───── Available data ─────
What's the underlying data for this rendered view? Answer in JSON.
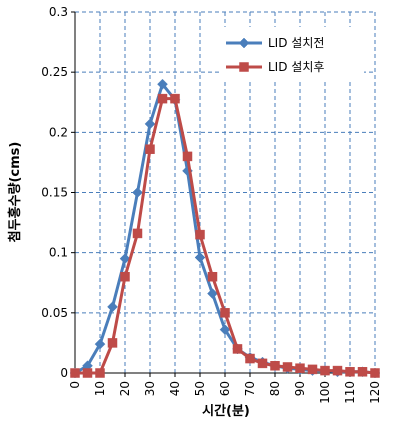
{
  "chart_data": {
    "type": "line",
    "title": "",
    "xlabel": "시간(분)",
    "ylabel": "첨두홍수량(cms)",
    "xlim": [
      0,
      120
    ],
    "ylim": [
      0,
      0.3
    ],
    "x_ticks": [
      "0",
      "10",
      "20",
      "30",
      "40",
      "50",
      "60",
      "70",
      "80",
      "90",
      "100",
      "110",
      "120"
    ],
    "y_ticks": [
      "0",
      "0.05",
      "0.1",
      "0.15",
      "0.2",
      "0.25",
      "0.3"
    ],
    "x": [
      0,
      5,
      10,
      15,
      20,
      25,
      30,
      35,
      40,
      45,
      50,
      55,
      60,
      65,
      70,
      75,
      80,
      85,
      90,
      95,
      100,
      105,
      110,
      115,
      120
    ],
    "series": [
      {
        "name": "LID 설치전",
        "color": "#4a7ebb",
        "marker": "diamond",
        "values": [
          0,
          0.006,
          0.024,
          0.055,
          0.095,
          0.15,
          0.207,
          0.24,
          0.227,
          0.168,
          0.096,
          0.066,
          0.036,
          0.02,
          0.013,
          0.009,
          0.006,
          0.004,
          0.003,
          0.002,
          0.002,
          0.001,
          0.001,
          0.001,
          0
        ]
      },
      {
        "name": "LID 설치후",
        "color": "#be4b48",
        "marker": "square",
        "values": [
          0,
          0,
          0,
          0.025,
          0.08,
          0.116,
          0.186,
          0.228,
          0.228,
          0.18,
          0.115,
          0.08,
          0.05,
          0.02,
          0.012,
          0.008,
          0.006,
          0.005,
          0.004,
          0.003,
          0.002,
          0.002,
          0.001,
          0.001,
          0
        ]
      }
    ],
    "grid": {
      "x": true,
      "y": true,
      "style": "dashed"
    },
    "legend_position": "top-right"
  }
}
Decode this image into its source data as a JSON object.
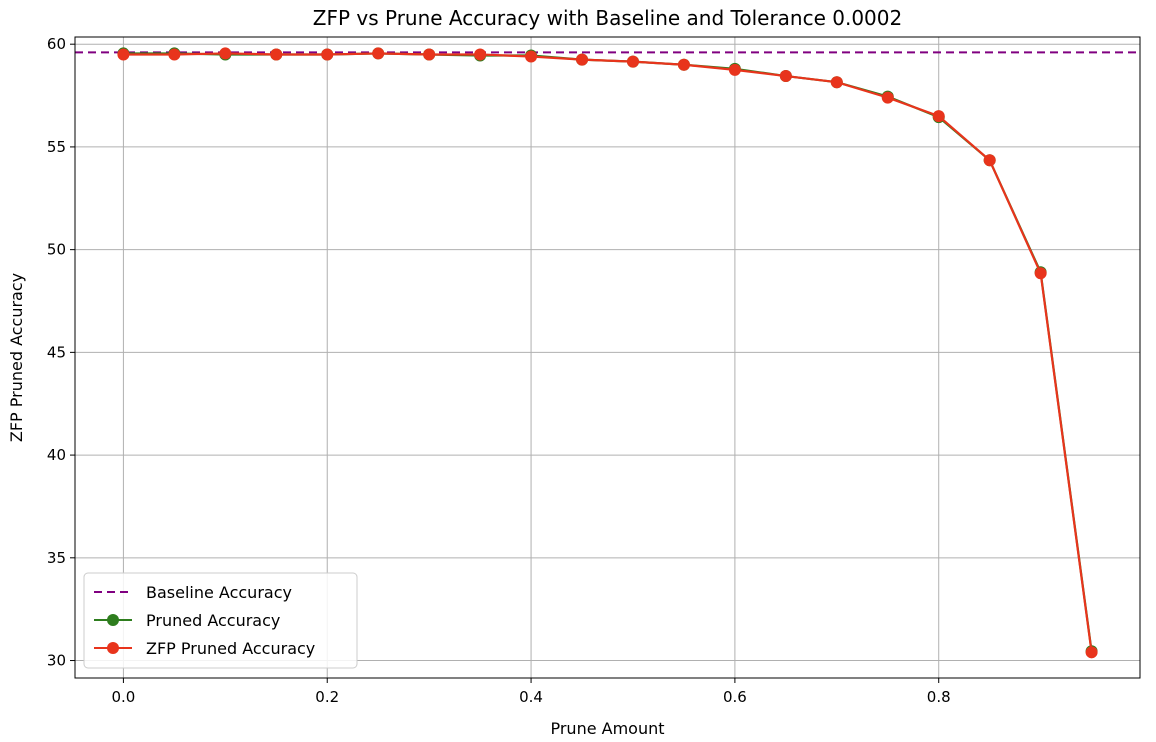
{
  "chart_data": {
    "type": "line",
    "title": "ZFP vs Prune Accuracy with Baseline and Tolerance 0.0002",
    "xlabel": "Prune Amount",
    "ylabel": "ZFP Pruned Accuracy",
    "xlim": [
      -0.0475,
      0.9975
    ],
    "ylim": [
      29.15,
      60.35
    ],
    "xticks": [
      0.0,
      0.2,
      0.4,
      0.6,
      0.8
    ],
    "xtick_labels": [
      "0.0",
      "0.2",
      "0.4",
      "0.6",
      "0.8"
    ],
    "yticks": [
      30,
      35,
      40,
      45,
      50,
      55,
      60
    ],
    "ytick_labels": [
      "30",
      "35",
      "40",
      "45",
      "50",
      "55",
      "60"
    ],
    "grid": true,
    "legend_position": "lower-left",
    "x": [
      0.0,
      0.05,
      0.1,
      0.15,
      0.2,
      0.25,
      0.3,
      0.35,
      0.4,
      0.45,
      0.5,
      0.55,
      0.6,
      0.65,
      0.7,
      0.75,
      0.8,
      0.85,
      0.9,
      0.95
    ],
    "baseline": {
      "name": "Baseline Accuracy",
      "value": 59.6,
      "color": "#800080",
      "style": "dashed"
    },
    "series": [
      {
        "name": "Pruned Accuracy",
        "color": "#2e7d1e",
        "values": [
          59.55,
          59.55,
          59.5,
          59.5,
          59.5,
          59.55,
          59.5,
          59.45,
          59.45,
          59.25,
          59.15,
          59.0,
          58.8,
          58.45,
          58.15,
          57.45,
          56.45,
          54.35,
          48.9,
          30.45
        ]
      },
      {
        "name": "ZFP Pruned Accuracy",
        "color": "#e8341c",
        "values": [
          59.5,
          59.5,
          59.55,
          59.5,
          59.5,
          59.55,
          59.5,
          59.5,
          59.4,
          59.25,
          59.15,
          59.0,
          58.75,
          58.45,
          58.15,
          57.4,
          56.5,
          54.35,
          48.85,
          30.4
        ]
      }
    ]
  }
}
─────
───── Available data ─────
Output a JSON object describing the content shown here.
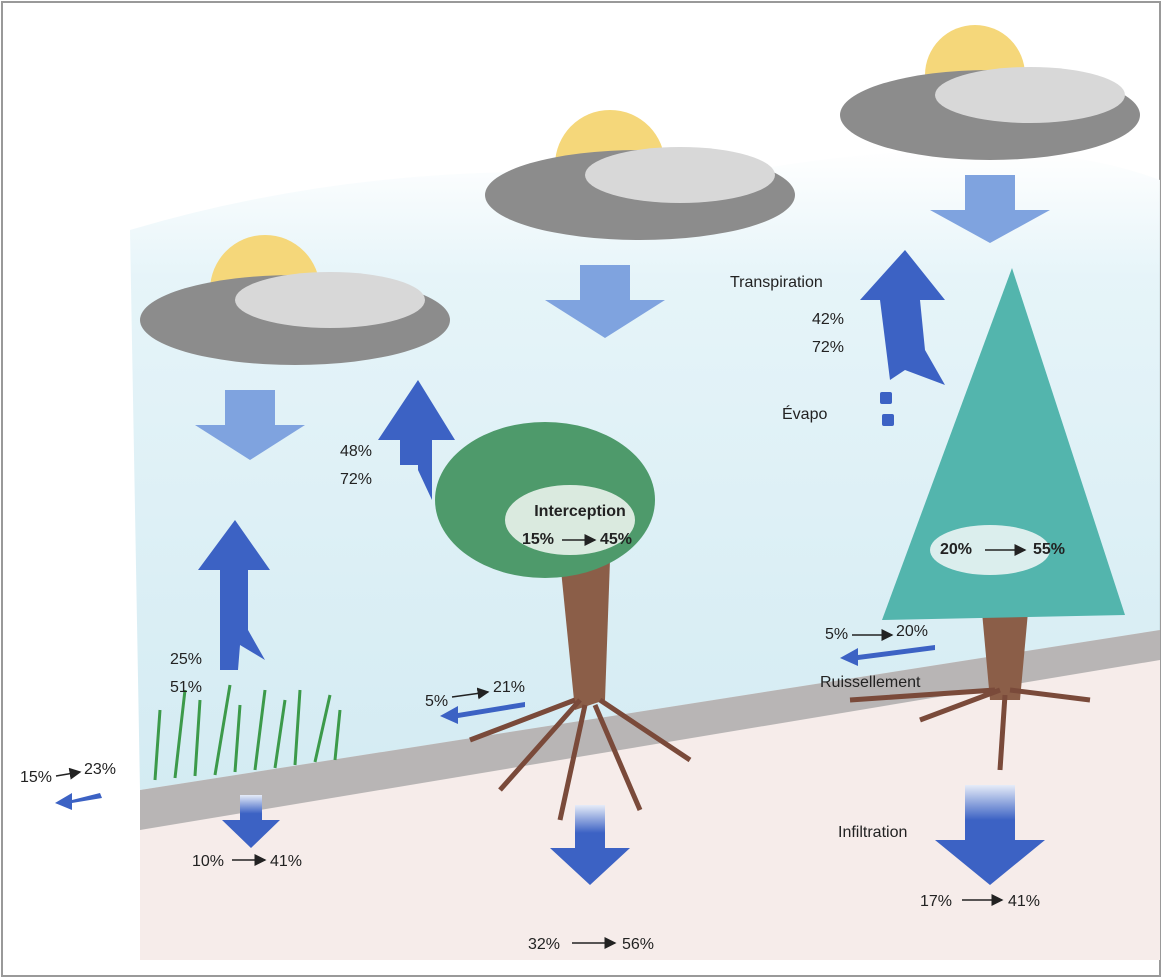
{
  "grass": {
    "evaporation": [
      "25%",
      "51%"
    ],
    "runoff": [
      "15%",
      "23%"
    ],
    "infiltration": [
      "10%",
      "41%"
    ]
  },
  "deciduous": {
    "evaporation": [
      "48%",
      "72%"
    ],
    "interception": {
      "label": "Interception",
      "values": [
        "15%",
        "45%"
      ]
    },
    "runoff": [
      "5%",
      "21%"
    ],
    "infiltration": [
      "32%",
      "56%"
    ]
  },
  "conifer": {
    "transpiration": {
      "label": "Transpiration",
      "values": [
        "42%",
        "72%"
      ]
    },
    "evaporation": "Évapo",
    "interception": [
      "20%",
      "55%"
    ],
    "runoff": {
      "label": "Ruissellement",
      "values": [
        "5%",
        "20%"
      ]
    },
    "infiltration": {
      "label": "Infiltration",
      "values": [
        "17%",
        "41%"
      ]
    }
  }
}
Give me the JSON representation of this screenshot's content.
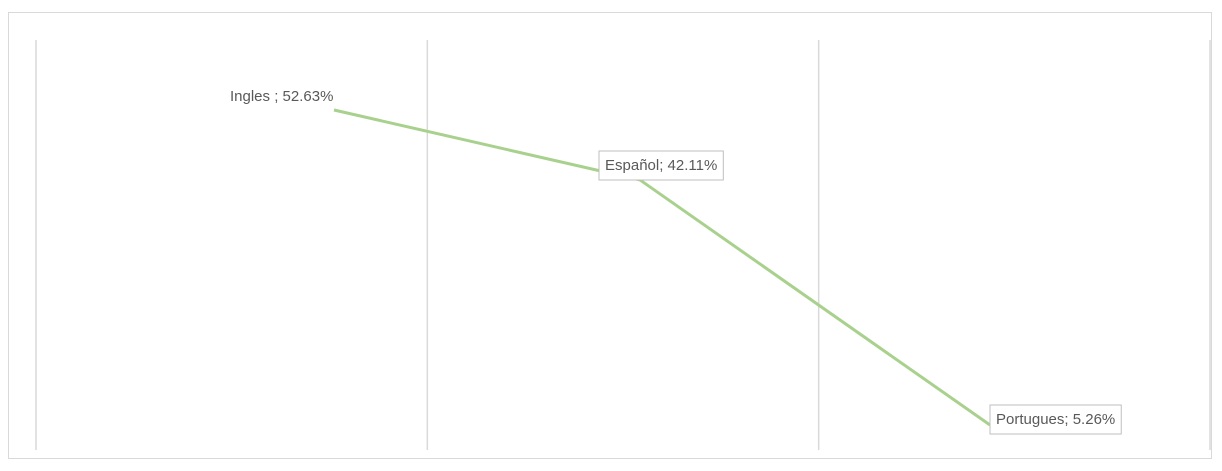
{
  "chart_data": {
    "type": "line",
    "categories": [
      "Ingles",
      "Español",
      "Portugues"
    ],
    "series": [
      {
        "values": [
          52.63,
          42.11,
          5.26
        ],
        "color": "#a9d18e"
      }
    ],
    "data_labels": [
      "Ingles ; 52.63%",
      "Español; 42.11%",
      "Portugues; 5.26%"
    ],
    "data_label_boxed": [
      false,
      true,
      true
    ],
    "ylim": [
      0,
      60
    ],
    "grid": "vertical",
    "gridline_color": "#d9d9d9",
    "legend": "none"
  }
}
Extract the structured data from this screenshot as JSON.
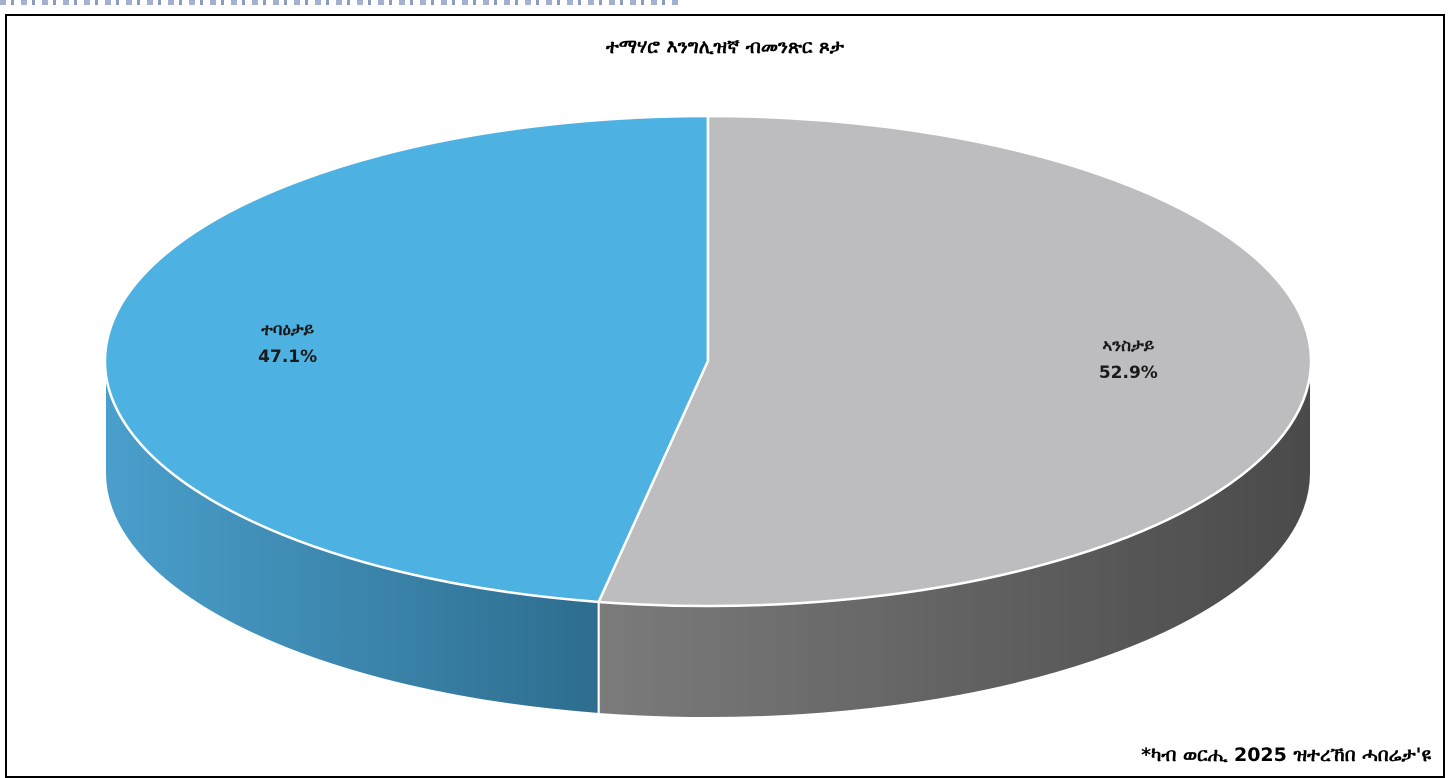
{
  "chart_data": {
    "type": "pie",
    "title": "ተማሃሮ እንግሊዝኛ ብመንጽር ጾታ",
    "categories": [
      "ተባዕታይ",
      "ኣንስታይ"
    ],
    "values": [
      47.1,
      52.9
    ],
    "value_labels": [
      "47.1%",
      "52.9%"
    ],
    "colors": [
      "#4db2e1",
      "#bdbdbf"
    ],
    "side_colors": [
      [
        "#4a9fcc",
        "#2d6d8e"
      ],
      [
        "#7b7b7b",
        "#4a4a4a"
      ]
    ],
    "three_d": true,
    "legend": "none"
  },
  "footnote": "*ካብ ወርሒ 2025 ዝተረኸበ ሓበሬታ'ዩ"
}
─────
**Requirements:** All lines of the data above that include the word "Accuracy" must be shown.

**Reply:**
    "title": "ZFP vs Prune Accuracy with Baseline and Tolerance 0.0002",
    "ylabel": "ZFP Pruned Accuracy",
      "name": "Baseline Accuracy",
        "name": "Pruned Accuracy",
        "name": "ZFP Pruned Accuracy",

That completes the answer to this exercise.